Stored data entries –

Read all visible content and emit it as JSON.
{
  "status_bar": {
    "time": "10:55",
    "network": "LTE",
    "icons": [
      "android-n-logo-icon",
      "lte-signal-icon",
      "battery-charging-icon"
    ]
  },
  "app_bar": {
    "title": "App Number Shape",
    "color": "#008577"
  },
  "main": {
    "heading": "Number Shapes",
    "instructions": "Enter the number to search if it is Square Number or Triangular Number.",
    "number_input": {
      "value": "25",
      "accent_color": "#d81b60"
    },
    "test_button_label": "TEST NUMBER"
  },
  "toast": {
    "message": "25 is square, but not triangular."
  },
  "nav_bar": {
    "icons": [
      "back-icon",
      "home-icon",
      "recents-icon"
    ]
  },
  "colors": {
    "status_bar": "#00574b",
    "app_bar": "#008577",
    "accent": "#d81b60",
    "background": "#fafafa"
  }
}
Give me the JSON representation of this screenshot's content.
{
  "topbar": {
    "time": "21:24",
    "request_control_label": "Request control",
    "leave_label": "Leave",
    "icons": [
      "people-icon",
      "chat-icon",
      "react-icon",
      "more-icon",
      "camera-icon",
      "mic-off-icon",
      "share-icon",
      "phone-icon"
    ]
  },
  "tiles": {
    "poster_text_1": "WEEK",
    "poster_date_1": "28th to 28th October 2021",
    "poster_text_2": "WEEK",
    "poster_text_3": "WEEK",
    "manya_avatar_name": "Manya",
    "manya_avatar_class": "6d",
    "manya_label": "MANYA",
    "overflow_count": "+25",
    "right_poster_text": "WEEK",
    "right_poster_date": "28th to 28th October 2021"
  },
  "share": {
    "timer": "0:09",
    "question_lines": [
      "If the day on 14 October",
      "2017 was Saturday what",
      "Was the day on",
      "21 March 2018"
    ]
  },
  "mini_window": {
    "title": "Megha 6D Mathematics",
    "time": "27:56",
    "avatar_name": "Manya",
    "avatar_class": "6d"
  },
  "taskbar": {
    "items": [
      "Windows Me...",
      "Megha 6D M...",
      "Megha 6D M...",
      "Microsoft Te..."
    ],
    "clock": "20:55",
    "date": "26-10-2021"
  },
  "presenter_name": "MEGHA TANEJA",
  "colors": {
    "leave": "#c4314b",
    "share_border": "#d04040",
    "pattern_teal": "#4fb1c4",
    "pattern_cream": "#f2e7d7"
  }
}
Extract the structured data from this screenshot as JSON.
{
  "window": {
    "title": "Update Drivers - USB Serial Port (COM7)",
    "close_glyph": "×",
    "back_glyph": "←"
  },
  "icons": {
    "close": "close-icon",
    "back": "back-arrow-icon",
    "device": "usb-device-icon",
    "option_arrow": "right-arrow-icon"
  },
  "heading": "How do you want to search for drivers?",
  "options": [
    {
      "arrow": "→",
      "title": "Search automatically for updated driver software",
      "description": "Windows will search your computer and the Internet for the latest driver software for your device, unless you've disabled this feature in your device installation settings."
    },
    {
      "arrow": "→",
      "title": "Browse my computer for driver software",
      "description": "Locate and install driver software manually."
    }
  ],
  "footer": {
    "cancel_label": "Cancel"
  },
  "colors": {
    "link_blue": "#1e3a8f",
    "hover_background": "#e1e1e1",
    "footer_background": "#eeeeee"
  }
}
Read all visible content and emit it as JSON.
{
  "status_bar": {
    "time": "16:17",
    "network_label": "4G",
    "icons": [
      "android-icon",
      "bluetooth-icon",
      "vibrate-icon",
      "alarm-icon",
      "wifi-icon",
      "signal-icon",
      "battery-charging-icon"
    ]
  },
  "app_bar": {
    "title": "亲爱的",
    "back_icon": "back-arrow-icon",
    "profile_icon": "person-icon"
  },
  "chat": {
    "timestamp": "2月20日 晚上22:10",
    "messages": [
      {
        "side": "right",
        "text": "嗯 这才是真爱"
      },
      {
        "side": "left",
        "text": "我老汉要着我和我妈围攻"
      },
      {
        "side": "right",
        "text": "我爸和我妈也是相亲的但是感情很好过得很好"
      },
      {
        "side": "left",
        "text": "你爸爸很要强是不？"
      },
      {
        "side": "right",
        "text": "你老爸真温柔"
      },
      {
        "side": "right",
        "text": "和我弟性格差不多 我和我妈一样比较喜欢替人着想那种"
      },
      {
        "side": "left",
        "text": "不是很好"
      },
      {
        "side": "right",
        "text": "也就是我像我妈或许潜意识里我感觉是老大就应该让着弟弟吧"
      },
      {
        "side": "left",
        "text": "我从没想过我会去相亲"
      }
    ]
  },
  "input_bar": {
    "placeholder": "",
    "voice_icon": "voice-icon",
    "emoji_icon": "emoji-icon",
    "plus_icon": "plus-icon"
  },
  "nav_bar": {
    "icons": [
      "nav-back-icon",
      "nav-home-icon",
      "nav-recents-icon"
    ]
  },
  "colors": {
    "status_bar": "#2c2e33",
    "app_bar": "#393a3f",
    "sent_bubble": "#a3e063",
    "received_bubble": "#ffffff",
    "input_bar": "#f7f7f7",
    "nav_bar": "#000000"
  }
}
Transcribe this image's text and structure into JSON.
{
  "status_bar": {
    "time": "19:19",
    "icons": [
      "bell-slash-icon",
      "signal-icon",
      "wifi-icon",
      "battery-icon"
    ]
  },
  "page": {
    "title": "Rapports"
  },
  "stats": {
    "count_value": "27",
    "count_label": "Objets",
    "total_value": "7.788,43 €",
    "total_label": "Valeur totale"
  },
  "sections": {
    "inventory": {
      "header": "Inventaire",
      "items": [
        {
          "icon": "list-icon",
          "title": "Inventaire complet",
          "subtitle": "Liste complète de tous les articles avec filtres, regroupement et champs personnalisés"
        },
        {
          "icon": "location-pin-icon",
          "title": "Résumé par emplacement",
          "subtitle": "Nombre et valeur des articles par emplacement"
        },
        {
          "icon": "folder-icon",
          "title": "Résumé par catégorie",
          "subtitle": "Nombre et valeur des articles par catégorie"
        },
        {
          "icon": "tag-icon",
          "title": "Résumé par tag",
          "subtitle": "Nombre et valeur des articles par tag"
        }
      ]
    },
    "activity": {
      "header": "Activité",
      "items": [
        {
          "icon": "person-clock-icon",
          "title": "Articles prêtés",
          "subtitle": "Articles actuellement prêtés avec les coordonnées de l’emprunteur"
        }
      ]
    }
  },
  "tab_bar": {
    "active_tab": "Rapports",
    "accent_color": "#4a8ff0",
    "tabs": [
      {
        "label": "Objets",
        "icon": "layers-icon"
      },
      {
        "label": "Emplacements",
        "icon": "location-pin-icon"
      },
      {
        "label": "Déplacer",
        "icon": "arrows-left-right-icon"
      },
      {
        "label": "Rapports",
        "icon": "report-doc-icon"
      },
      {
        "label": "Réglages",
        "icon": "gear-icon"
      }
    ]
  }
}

EXERCISE REQUIREMENTS –
Print the whole listing exactly as it is.

EXERCISE RESPONSE –
Read all visible content and emit it as JSON.
{
  "status_bar": {
    "time": "10:55",
    "network": "LTE",
    "icons": [
      "android-n-logo-icon",
      "lte-signal-icon",
      "battery-charging-icon"
    ]
  },
  "app_bar": {
    "title": "App Number Shape",
    "color": "#008577"
  },
  "main": {
    "heading": "Number Shapes",
    "instructions": "Enter the number to search if it is Square Number or Triangular Number.",
    "number_input": {
      "value": "25",
      "accent_color": "#d81b60"
    },
    "test_button_label": "TEST NUMBER"
  },
  "toast": {
    "message": "25 is square, but not triangular."
  },
  "nav_bar": {
    "icons": [
      "back-icon",
      "home-icon",
      "recents-icon"
    ]
  },
  "colors": {
    "status_bar": "#00574b",
    "app_bar": "#008577",
    "accent": "#d81b60",
    "background": "#fafafa"
  }
}
Give me the JSON representation of this screenshot's content.
{
  "topbar": {
    "time": "21:24",
    "request_control_label": "Request control",
    "leave_label": "Leave",
    "icons": [
      "people-icon",
      "chat-icon",
      "react-icon",
      "more-icon",
      "camera-icon",
      "mic-off-icon",
      "share-icon",
      "phone-icon"
    ]
  },
  "tiles": {
    "poster_text_1": "WEEK",
    "poster_date_1": "28th to 28th October 2021",
    "poster_text_2": "WEEK",
    "poster_text_3": "WEEK",
    "manya_avatar_name": "Manya",
    "manya_avatar_class": "6d",
    "manya_label": "MANYA",
    "overflow_count": "+25",
    "right_poster_text": "WEEK",
    "right_poster_date": "28th to 28th October 2021"
  },
  "share": {
    "timer": "0:09",
    "question_lines": [
      "If the day on 14 October",
      "2017 was Saturday what",
      "Was the day on",
      "21 March 2018"
    ]
  },
  "mini_window": {
    "title": "Megha 6D Mathematics",
    "time": "27:56",
    "avatar_name": "Manya",
    "avatar_class": "6d"
  },
  "taskbar": {
    "items": [
      "Windows Me...",
      "Megha 6D M...",
      "Megha 6D M...",
      "Microsoft Te..."
    ],
    "clock": "20:55",
    "date": "26-10-2021"
  },
  "presenter_name": "MEGHA TANEJA",
  "colors": {
    "leave": "#c4314b",
    "share_border": "#d04040",
    "pattern_teal": "#4fb1c4",
    "pattern_cream": "#f2e7d7"
  }
}
Extract the structured data from this screenshot as JSON.
{
  "window": {
    "title": "Update Drivers - USB Serial Port (COM7)",
    "close_glyph": "×",
    "back_glyph": "←"
  },
  "icons": {
    "close": "close-icon",
    "back": "back-arrow-icon",
    "device": "usb-device-icon",
    "option_arrow": "right-arrow-icon"
  },
  "heading": "How do you want to search for drivers?",
  "options": [
    {
      "arrow": "→",
      "title": "Search automatically for updated driver software",
      "description": "Windows will search your computer and the Internet for the latest driver software for your device, unless you've disabled this feature in your device installation settings."
    },
    {
      "arrow": "→",
      "title": "Browse my computer for driver software",
      "description": "Locate and install driver software manually."
    }
  ],
  "footer": {
    "cancel_label": "Cancel"
  },
  "colors": {
    "link_blue": "#1e3a8f",
    "hover_background": "#e1e1e1",
    "footer_background": "#eeeeee"
  }
}
Read all visible content and emit it as JSON.
{
  "status_bar": {
    "time": "16:17",
    "network_label": "4G",
    "icons": [
      "android-icon",
      "bluetooth-icon",
      "vibrate-icon",
      "alarm-icon",
      "wifi-icon",
      "signal-icon",
      "battery-charging-icon"
    ]
  },
  "app_bar": {
    "title": "亲爱的",
    "back_icon": "back-arrow-icon",
    "profile_icon": "person-icon"
  },
  "chat": {
    "timestamp": "2月20日 晚上22:10",
    "messages": [
      {
        "side": "right",
        "text": "嗯 这才是真爱"
      },
      {
        "side": "left",
        "text": "我老汉要着我和我妈围攻"
      },
      {
        "side": "right",
        "text": "我爸和我妈也是相亲的但是感情很好过得很好"
      },
      {
        "side": "left",
        "text": "你爸爸很要强是不？"
      },
      {
        "side": "right",
        "text": "你老爸真温柔"
      },
      {
        "side": "right",
        "text": "和我弟性格差不多 我和我妈一样比较喜欢替人着想那种"
      },
      {
        "side": "left",
        "text": "不是很好"
      },
      {
        "side": "right",
        "text": "也就是我像我妈或许潜意识里我感觉是老大就应该让着弟弟吧"
      },
      {
        "side": "left",
        "text": "我从没想过我会去相亲"
      }
    ]
  },
  "input_bar": {
    "placeholder": "",
    "voice_icon": "voice-icon",
    "emoji_icon": "emoji-icon",
    "plus_icon": "plus-icon"
  },
  "nav_bar": {
    "icons": [
      "nav-back-icon",
      "nav-home-icon",
      "nav-recents-icon"
    ]
  },
  "colors": {
    "status_bar": "#2c2e33",
    "app_bar": "#393a3f",
    "sent_bubble": "#a3e063",
    "received_bubble": "#ffffff",
    "input_bar": "#f7f7f7",
    "nav_bar": "#000000"
  }
}
Transcribe this image's text and structure into JSON.
{
  "status_bar": {
    "time": "19:19",
    "icons": [
      "bell-slash-icon",
      "signal-icon",
      "wifi-icon",
      "battery-icon"
    ]
  },
  "page": {
    "title": "Rapports"
  },
  "stats": {
    "count_value": "27",
    "count_label": "Objets",
    "total_value": "7.788,43 €",
    "total_label": "Valeur totale"
  },
  "sections": {
    "inventory": {
      "header": "Inventaire",
      "items": [
        {
          "icon": "list-icon",
          "title": "Inventaire complet",
          "subtitle": "Liste complète de tous les articles avec filtres, regroupement et champs personnalisés"
        },
        {
          "icon": "location-pin-icon",
          "title": "Résumé par emplacement",
          "subtitle": "Nombre et valeur des articles par emplacement"
        },
        {
          "icon": "folder-icon",
          "title": "Résumé par catégorie",
          "subtitle": "Nombre et valeur des articles par catégorie"
        },
        {
          "icon": "tag-icon",
          "title": "Résumé par tag",
          "subtitle": "Nombre et valeur des articles par tag"
        }
      ]
    },
    "activity": {
      "header": "Activité",
      "items": [
        {
          "icon": "person-clock-icon",
          "title": "Articles prêtés",
          "subtitle": "Articles actuellement prêtés avec les coordonnées de l’emprunteur"
        }
      ]
    }
  },
  "tab_bar": {
    "active_tab": "Rapports",
    "accent_color": "#4a8ff0",
    "tabs": [
      {
        "label": "Objets",
        "icon": "layers-icon"
      },
      {
        "label": "Emplacements",
        "icon": "location-pin-icon"
      },
      {
        "label": "Déplacer",
        "icon": "arrows-left-right-icon"
      },
      {
        "label": "Rapports",
        "icon": "report-doc-icon"
      },
      {
        "label": "Réglages",
        "icon": "gear-icon"
      }
    ]
  }
}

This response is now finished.